═════ Record extracts ═════

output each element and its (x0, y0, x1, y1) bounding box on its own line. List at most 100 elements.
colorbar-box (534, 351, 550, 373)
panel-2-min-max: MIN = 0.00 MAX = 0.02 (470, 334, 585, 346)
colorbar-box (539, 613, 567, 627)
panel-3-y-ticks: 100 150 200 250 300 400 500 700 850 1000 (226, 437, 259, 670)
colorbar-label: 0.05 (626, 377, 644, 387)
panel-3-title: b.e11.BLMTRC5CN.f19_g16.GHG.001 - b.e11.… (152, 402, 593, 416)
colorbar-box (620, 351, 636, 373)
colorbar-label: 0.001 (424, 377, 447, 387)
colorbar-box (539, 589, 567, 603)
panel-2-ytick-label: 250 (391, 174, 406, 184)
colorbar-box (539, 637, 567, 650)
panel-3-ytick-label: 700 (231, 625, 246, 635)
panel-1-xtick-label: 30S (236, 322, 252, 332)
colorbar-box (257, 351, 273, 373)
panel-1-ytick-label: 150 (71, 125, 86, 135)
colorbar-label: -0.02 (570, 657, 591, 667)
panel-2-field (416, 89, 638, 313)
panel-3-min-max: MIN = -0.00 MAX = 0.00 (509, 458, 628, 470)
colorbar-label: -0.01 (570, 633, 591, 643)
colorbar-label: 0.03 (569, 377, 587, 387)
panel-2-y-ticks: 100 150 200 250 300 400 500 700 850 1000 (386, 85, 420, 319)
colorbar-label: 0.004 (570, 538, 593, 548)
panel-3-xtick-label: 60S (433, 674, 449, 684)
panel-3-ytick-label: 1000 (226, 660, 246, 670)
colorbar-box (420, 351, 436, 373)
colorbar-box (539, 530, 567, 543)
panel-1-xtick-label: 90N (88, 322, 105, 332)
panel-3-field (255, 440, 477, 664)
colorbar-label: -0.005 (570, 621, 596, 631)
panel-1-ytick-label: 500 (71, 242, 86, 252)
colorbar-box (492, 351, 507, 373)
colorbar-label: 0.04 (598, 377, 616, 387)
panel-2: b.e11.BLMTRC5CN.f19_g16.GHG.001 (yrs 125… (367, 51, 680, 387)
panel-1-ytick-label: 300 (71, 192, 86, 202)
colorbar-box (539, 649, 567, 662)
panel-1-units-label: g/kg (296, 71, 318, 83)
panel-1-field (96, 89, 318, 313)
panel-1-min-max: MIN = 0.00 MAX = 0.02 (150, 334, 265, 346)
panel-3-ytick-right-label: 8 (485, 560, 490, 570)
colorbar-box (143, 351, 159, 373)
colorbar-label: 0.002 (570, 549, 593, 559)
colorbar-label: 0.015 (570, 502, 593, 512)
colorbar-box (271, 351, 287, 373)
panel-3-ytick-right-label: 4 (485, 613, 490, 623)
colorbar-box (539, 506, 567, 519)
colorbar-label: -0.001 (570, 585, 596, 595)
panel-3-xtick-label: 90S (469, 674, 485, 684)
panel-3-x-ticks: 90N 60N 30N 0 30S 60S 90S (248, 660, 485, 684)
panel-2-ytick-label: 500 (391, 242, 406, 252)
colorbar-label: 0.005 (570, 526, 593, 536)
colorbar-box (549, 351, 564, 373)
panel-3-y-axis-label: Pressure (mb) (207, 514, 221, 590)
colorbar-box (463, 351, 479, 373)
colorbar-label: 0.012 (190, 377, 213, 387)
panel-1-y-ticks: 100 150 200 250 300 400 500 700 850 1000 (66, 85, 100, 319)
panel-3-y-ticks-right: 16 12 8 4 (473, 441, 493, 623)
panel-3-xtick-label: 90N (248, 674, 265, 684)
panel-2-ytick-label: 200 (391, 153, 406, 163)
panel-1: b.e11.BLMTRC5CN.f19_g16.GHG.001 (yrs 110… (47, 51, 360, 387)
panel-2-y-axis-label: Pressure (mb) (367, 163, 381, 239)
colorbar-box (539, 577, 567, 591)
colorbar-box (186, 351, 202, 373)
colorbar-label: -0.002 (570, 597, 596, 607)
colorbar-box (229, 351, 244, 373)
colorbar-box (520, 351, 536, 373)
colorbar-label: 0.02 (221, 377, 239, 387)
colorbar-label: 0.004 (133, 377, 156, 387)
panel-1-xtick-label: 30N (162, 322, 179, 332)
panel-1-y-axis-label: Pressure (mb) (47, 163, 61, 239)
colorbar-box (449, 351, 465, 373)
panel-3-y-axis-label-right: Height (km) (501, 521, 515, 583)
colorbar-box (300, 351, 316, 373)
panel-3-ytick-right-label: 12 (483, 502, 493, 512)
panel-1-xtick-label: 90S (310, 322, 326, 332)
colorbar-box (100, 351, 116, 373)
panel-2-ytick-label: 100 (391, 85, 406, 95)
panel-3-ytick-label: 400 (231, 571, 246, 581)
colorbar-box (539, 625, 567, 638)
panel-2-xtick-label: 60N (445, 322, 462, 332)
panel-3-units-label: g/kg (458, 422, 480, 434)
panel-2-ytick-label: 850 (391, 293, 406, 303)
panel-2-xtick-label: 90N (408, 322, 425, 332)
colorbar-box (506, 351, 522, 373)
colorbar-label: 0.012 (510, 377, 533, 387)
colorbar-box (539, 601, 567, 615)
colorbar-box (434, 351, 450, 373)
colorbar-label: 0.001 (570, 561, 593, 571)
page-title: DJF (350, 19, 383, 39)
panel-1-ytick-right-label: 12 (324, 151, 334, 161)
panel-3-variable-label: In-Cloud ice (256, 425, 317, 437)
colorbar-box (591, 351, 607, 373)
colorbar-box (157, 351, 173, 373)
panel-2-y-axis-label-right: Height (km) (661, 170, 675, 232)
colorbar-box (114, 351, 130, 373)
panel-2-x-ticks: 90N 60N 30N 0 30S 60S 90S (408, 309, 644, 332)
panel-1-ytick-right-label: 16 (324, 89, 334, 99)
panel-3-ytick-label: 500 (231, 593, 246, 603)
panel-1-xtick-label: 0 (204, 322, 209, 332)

═════

Reproduce the listing verbatim, from its first line through the line containing "panel-1-ytick-label: 150 (71, 125, 86, 135)", with both of those lines included.

output each element and its (x0, y0, x1, y1) bounding box on its own line. List at most 100 elements.
colorbar-box (534, 351, 550, 373)
panel-2-min-max: MIN = 0.00 MAX = 0.02 (470, 334, 585, 346)
colorbar-box (539, 613, 567, 627)
panel-3-y-ticks: 100 150 200 250 300 400 500 700 850 1000 (226, 437, 259, 670)
colorbar-label: 0.05 (626, 377, 644, 387)
panel-3-title: b.e11.BLMTRC5CN.f19_g16.GHG.001 - b.e11.… (152, 402, 593, 416)
colorbar-box (620, 351, 636, 373)
colorbar-label: 0.001 (424, 377, 447, 387)
colorbar-box (539, 589, 567, 603)
panel-2-ytick-label: 250 (391, 174, 406, 184)
colorbar-box (539, 637, 567, 650)
panel-3-ytick-label: 700 (231, 625, 246, 635)
panel-1-xtick-label: 30S (236, 322, 252, 332)
colorbar-box (257, 351, 273, 373)
panel-1-ytick-label: 150 (71, 125, 86, 135)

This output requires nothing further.